TASK REQUIREMENTS
Pull each line holding the word "在抛物线C上" from the data.
# start of RECORDS
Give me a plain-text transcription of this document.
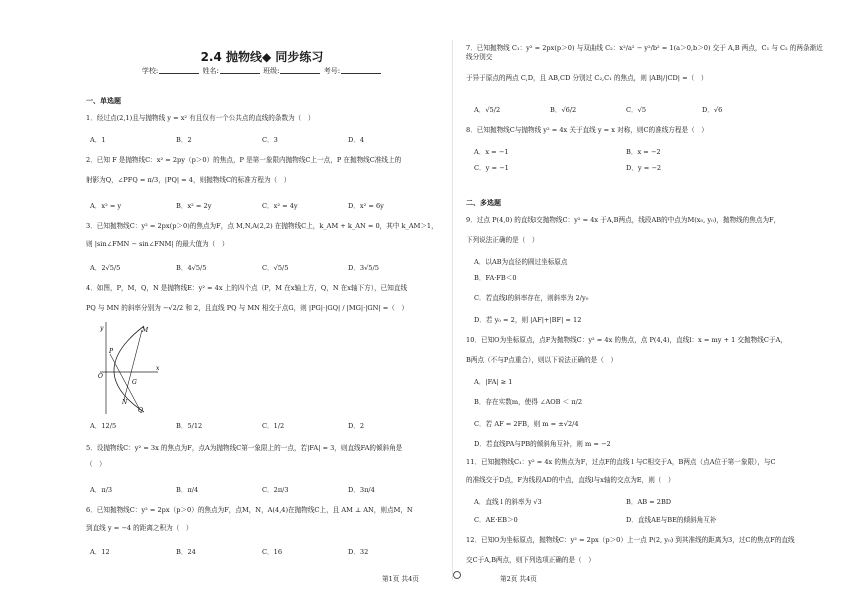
2.4 抛物线◆ 同步练习
学校:	姓名:	班级:	考号:
一、单选题
1．经过点(2,1)且与抛物线 y = x² 有且仅有一个公共点的直线的条数为（　）
A．1	B．2	C．3	D．4
2．已知 F 是抛物线C：x² = 2py（p＞0）的焦点，P 是第一象限内抛物线C上一点，P 在抛物线C准线上的
射影为Q，∠PFQ = π/3，|PQ| = 4，则抛物线C的标准方程为（　）
A．x² = y	B．x² = 2y	C．x² = 4y	D．x² = 6y
3．已知抛物线C：y² = 2px(p＞0)的焦点为F，点 M,N,A(2,2) 在抛物线C上，k_AM + k_AN = 0，其中 k_AM＞1，
则 |sin∠FMN − sin∠FNM| 的最大值为（　）
A．2√5/5	B．4√5/5	C．√5/5	D．3√5/5
4．如图，P，M，Q，N 是抛物线E：y² = 4x 上的四个点（P，M 在x轴上方，Q，N 在x轴下方），已知直线
PQ 与 MN 的斜率分别为 −√2/2 和 2，且直线 PQ 与 MN 相交于点G，则 |PG|·|GQ| / |MG|·|GN| =（　）
y	M
P
O
x
G
N
Q
A．12/5	B．5/12	C．1/2	D．2
5．设抛物线C：y² = 3x 的焦点为F，点A为抛物线C第一象限上的一点，若|FA| = 3，则直线FA的倾斜角是
（　）
A．π/3	B．π/4	C．2π/3	D．3π/4
6．已知抛物线C：y² = 2px（p＞0）的焦点为F，点M，N，A(4,4)在抛物线C上，且 AM ⊥ AN，则点M，N
到直线 y = −4 的距离之积为（　）
A．12	B．24	C．16	D．32
第1页 共4页
7．已知抛物线 C₁：y² = 2px(p＞0) 与双曲线 C₂：x²/a² − y²/b² = 1(a＞0,b＞0) 交于 A,B 两点，C₁ 与 C₂ 的两条渐近线分别交
于异于原点的两点 C,D，且 AB,CD 分别过 C₂,C₁ 的焦点，则 |AB|/|CD| =（　）
A．√5/2	B．√6/2	C．√5	D．√6
8．已知抛物线C与抛物线 y² = 4x 关于直线 y = x 对称，则C的准线方程是（　）
A．x = −1	B．x = −2
C．y = −1	D．y = −2
二、多选题
9．过点 P(4,0) 的直线l交抛物线C：y² = 4x 于A,B两点，线段AB的中点为M(x₀, y₀)，抛物线的焦点为F，
下列说法正确的是（　）
A．以AB为直径的圆过坐标原点
B．FA·FB＜0
C．若直线l的斜率存在，则斜率为 2/y₀
D．若 y₀ = 2，则 |AF|+|BF| = 12
10．已知O为坐标原点，点F为抛物线C：y² = 4x 的焦点，点 P(4,4)，直线l：x = my + 1 交抛物线C于A，
B两点（不与P点重合），则以下说法正确的是（　）
A．|FA| ≥ 1
B．存在实数m，使得 ∠AOB ＜ π/2
C．若 AF = 2FB，则 m = ±√2/4
D．若直线PA与PB的倾斜角互补，则 m = −2
11．已知抛物线C₁：y² = 4x 的焦点为F，过点F的直线 l 与C相交于A，B两点（点A位于第一象限），与C
的准线交于D点，F为线段AD的中点，直线l与x轴的交点为E，则（　）
A．直线 l 的斜率为 √3	B．AB = 2BD
C．AE·EB＞0	D．直线AE与BE的倾斜角互补
12．已知O为坐标原点，抛物线C：y² = 2px（p＞0）上一点 P(2, y₀) 到其准线的距离为3，过C的焦点F的直线
交C于A,B两点，则下列选项正确的是（　）
第2页 共4页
# end of RECORDS
TASK SOLUTION
3．已知抛物线C：y² = 2px(p＞0)的焦点为F，点 M,N,A(2,2) 在抛物线C上，k_AM + k_AN = 0，其中 k_AM＞1，
6．已知抛物线C：y² = 2px（p＞0）的焦点为F，点M，N，A(4,4)在抛物线C上，且 AM ⊥ AN，则点M，N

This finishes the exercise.